* begin Supplied data *
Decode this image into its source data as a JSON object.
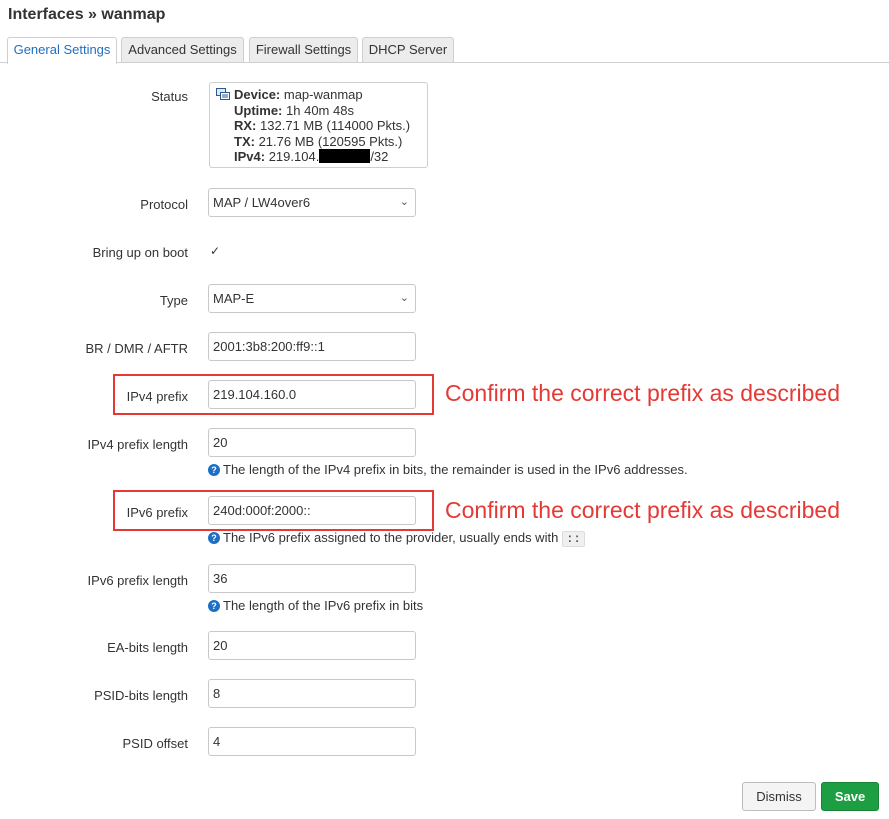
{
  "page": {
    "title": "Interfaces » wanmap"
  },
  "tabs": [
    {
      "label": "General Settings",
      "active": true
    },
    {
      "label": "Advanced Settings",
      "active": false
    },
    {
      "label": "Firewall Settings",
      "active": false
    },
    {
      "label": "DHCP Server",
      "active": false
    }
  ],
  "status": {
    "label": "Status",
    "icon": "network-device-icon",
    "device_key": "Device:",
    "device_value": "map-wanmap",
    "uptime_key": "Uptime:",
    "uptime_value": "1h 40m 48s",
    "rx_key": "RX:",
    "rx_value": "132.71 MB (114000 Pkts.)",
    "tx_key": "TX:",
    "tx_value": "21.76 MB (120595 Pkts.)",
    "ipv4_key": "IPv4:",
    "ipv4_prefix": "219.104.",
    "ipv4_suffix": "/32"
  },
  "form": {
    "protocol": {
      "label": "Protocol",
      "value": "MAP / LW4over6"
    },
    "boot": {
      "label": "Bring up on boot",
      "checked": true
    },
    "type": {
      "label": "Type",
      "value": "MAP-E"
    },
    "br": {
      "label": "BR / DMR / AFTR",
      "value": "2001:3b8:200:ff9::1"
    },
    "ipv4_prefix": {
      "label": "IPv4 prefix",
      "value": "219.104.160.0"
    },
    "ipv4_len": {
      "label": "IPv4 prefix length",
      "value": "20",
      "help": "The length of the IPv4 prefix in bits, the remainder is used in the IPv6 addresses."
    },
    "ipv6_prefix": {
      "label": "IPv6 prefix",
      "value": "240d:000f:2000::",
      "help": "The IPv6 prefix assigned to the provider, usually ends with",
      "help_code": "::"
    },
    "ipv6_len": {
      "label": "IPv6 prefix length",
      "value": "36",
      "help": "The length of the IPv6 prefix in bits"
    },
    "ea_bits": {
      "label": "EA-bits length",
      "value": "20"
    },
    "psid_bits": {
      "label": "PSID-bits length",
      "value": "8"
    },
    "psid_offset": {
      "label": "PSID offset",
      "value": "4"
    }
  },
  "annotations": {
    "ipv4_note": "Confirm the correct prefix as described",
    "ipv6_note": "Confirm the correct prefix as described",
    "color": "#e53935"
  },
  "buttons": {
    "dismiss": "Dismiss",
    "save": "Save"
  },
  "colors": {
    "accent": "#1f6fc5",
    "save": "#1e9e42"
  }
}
* end Supplied data *
* begin Supplied data *
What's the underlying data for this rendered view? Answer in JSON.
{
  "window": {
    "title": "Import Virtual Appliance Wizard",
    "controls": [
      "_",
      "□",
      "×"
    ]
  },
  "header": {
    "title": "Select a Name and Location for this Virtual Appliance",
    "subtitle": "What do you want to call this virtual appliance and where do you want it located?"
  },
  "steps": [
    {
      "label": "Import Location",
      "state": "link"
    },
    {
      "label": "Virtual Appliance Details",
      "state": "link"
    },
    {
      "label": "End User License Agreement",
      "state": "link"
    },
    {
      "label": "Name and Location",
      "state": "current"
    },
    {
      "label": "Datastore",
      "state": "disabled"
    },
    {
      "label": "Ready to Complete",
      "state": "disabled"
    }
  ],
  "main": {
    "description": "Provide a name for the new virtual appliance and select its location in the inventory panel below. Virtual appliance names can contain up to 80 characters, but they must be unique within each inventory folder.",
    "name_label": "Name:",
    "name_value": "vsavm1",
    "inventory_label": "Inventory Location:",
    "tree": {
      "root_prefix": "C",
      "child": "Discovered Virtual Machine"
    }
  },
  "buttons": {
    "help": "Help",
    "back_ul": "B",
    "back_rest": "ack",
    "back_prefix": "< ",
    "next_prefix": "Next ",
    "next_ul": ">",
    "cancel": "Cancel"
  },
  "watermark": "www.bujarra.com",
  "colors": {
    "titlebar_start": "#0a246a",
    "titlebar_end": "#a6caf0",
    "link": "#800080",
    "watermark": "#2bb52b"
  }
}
* end Supplied data *
**Given problem**
Lines containing the word "described" must all be returned from the material above.

**Full response**
    "ipv4_note": "Confirm the correct prefix as described",
    "ipv6_note": "Confirm the correct prefix as described",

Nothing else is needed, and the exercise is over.